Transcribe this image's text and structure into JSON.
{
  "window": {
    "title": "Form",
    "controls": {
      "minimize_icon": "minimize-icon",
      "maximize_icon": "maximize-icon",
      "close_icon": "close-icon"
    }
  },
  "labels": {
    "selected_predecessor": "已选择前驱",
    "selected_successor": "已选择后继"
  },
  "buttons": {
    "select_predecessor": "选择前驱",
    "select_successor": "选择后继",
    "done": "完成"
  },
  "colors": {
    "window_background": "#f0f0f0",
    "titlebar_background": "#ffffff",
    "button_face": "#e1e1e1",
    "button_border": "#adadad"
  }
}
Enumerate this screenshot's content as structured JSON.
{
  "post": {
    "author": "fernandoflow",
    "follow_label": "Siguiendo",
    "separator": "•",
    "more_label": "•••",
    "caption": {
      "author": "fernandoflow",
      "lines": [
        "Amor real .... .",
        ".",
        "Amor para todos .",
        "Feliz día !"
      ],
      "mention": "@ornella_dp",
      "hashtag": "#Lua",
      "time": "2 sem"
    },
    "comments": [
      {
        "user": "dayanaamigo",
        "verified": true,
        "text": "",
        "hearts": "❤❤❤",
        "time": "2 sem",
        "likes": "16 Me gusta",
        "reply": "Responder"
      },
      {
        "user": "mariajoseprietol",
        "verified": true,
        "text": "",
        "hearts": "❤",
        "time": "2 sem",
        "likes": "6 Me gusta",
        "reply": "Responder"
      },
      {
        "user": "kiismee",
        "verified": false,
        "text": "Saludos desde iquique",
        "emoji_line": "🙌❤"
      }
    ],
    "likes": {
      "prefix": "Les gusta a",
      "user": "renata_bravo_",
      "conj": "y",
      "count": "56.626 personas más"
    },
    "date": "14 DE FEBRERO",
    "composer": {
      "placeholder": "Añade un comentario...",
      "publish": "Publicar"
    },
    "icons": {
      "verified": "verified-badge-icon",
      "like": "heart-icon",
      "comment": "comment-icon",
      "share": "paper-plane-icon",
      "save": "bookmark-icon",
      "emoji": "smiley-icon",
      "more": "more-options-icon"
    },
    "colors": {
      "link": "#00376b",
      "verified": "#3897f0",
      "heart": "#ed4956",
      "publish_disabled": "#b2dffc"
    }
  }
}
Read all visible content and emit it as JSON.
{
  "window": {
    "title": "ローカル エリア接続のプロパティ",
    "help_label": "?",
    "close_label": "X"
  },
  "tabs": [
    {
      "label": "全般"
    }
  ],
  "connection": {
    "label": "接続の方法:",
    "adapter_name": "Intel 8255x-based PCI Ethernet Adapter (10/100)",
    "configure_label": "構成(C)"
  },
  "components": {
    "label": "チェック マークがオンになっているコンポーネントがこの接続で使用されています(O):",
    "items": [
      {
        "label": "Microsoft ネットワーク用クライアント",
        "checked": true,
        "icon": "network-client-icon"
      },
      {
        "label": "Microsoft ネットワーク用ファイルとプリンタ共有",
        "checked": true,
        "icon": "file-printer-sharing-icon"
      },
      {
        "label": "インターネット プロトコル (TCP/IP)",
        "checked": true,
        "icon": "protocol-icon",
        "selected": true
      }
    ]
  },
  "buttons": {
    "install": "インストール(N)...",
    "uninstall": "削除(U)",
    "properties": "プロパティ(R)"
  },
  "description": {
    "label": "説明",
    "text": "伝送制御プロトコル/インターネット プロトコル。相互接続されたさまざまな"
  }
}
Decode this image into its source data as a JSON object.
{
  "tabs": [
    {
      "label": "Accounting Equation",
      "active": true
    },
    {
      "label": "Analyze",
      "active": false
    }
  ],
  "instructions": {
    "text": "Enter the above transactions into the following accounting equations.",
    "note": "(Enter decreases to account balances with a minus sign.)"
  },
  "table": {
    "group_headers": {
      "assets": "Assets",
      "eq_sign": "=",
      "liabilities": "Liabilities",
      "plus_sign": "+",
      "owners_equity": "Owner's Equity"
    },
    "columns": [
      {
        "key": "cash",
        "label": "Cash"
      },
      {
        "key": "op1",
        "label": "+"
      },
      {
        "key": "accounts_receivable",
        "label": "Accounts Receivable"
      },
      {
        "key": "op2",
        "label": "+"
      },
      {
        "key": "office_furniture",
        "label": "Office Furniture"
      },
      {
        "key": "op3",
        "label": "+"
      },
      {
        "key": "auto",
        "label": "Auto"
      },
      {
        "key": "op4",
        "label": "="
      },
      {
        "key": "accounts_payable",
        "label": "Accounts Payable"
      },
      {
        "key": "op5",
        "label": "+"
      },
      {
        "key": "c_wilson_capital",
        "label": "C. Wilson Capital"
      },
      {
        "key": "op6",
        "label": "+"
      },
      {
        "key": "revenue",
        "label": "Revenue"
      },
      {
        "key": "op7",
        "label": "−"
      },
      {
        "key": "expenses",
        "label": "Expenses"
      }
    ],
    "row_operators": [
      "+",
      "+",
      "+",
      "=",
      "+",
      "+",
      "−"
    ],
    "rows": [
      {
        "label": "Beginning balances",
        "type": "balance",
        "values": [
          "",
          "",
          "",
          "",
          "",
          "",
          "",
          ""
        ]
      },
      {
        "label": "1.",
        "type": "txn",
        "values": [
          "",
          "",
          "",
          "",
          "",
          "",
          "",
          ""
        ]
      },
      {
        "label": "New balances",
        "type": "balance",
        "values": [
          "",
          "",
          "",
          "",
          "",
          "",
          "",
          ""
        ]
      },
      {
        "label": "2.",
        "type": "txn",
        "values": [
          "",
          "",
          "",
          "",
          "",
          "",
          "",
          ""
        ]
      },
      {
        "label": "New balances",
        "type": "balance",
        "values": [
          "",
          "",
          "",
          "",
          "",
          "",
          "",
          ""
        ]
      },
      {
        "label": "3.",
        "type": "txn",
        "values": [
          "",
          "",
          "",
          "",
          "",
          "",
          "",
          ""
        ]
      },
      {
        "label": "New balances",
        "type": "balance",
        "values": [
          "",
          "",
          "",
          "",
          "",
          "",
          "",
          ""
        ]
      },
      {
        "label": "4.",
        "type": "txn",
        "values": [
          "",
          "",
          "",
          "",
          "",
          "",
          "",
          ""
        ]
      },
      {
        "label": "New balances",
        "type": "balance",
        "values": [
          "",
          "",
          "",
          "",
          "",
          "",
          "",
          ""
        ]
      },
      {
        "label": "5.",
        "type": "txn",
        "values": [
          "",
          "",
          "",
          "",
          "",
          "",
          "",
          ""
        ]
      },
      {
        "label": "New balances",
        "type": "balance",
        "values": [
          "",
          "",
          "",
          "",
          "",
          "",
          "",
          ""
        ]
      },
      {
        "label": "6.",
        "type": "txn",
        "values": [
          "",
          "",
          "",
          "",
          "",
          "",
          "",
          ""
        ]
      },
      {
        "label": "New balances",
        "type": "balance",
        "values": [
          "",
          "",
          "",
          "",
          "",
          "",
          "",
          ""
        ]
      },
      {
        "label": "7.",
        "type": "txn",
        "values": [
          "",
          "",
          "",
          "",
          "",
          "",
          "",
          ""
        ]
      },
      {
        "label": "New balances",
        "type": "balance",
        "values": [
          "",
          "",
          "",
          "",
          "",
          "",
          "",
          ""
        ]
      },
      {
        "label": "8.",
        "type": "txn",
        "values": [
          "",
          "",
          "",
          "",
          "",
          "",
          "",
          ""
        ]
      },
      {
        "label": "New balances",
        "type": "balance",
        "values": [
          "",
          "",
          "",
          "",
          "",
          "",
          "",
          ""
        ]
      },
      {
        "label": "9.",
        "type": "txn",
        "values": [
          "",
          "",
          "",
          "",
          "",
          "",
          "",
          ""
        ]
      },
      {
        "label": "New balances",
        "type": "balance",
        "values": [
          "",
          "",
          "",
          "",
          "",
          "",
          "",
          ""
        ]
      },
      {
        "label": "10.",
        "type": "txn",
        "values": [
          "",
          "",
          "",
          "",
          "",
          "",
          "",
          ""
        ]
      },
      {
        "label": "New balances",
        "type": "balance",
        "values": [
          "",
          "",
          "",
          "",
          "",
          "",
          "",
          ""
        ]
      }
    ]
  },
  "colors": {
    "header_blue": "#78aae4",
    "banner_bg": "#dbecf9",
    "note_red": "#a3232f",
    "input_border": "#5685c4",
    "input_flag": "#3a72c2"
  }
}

_ _ _ _ _ _ _

Aim of the task: Where a line of the records above holds the word "text", copy that line.

Correct result:
Transcribe this image's text and structure into JSON.
        "text": "",
        "text": "",
        "text": "Saludos desde iquique",
    "text": "伝送制御プロトコル/インターネット プロトコル。相互接続されたさまざまな"
    "text": "Enter the above transactions into the following accounting equations.",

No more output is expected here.